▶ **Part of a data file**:
>>>>

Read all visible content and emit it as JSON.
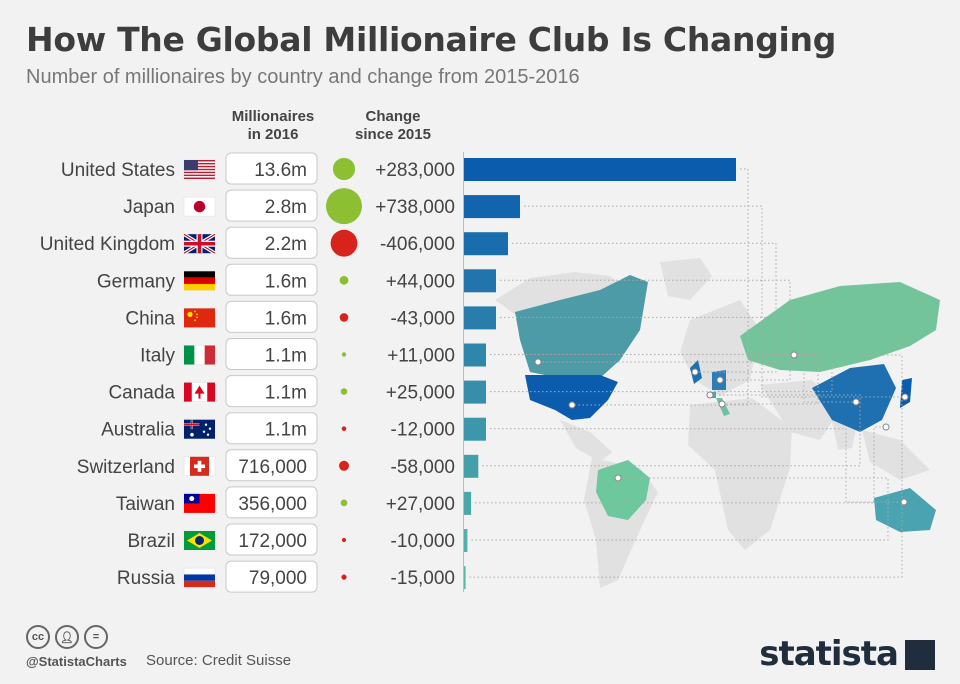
{
  "header": {
    "title": "How The Global Millionaire Club Is Changing",
    "subtitle": "Number of millionaires by country and change from 2015-2016"
  },
  "columns": {
    "millionaires": "Millionaires\nin 2016",
    "change": "Change\nsince 2015"
  },
  "footer": {
    "handle": "@StatistaCharts",
    "source": "Source: Credit Suisse",
    "brand": "statista",
    "icons": [
      "cc-icon",
      "by-icon",
      "nd-icon"
    ]
  },
  "colors": {
    "increase": "#8cc032",
    "decrease": "#d8231c",
    "bar_dark": "#0b5cad",
    "bar_light": "#5ab8a8",
    "map_land": "#e1e1e1"
  },
  "chart_data": {
    "type": "bar",
    "orientation": "horizontal",
    "categories": [
      "United States",
      "Japan",
      "United Kingdom",
      "Germany",
      "China",
      "Italy",
      "Canada",
      "Australia",
      "Switzerland",
      "Taiwan",
      "Brazil",
      "Russia"
    ],
    "flags": [
      "flag-us-icon",
      "flag-japan-icon",
      "flag-uk-icon",
      "flag-germany-icon",
      "flag-china-icon",
      "flag-italy-icon",
      "flag-canada-icon",
      "flag-australia-icon",
      "flag-switzerland-icon",
      "flag-taiwan-icon",
      "flag-brazil-icon",
      "flag-russia-icon"
    ],
    "millionaires_labels": [
      "13.6m",
      "2.8m",
      "2.2m",
      "1.6m",
      "1.6m",
      "1.1m",
      "1.1m",
      "1.1m",
      "716,000",
      "356,000",
      "172,000",
      "79,000"
    ],
    "values": [
      13600000,
      2800000,
      2200000,
      1600000,
      1600000,
      1100000,
      1100000,
      1100000,
      716000,
      356000,
      172000,
      79000
    ],
    "change": [
      283000,
      738000,
      -406000,
      44000,
      -43000,
      11000,
      25000,
      -12000,
      -58000,
      27000,
      -10000,
      -15000
    ],
    "change_labels": [
      "+283,000",
      "+738,000",
      "-406,000",
      "+44,000",
      "-43,000",
      "+11,000",
      "+25,000",
      "-12,000",
      "-58,000",
      "+27,000",
      "-10,000",
      "-15,000"
    ],
    "grid": false,
    "legend": "none"
  }
}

<<<<

▶ **EXERCISE BRIEF**: Copy out all of the material exactly as written, without its pictures.

▶ **OUTPUT FOR THIS EXERCISE**:
Read all visible content and emit it as JSON.
{
  "header": {
    "title": "How The Global Millionaire Club Is Changing",
    "subtitle": "Number of millionaires by country and change from 2015-2016"
  },
  "columns": {
    "millionaires": "Millionaires\nin 2016",
    "change": "Change\nsince 2015"
  },
  "footer": {
    "handle": "@StatistaCharts",
    "source": "Source: Credit Suisse",
    "brand": "statista",
    "icons": [
      "cc-icon",
      "by-icon",
      "nd-icon"
    ]
  },
  "colors": {
    "increase": "#8cc032",
    "decrease": "#d8231c",
    "bar_dark": "#0b5cad",
    "bar_light": "#5ab8a8",
    "map_land": "#e1e1e1"
  },
  "chart_data": {
    "type": "bar",
    "orientation": "horizontal",
    "categories": [
      "United States",
      "Japan",
      "United Kingdom",
      "Germany",
      "China",
      "Italy",
      "Canada",
      "Australia",
      "Switzerland",
      "Taiwan",
      "Brazil",
      "Russia"
    ],
    "flags": [
      "flag-us-icon",
      "flag-japan-icon",
      "flag-uk-icon",
      "flag-germany-icon",
      "flag-china-icon",
      "flag-italy-icon",
      "flag-canada-icon",
      "flag-australia-icon",
      "flag-switzerland-icon",
      "flag-taiwan-icon",
      "flag-brazil-icon",
      "flag-russia-icon"
    ],
    "millionaires_labels": [
      "13.6m",
      "2.8m",
      "2.2m",
      "1.6m",
      "1.6m",
      "1.1m",
      "1.1m",
      "1.1m",
      "716,000",
      "356,000",
      "172,000",
      "79,000"
    ],
    "values": [
      13600000,
      2800000,
      2200000,
      1600000,
      1600000,
      1100000,
      1100000,
      1100000,
      716000,
      356000,
      172000,
      79000
    ],
    "change": [
      283000,
      738000,
      -406000,
      44000,
      -43000,
      11000,
      25000,
      -12000,
      -58000,
      27000,
      -10000,
      -15000
    ],
    "change_labels": [
      "+283,000",
      "+738,000",
      "-406,000",
      "+44,000",
      "-43,000",
      "+11,000",
      "+25,000",
      "-12,000",
      "-58,000",
      "+27,000",
      "-10,000",
      "-15,000"
    ],
    "grid": false,
    "legend": "none"
  }
}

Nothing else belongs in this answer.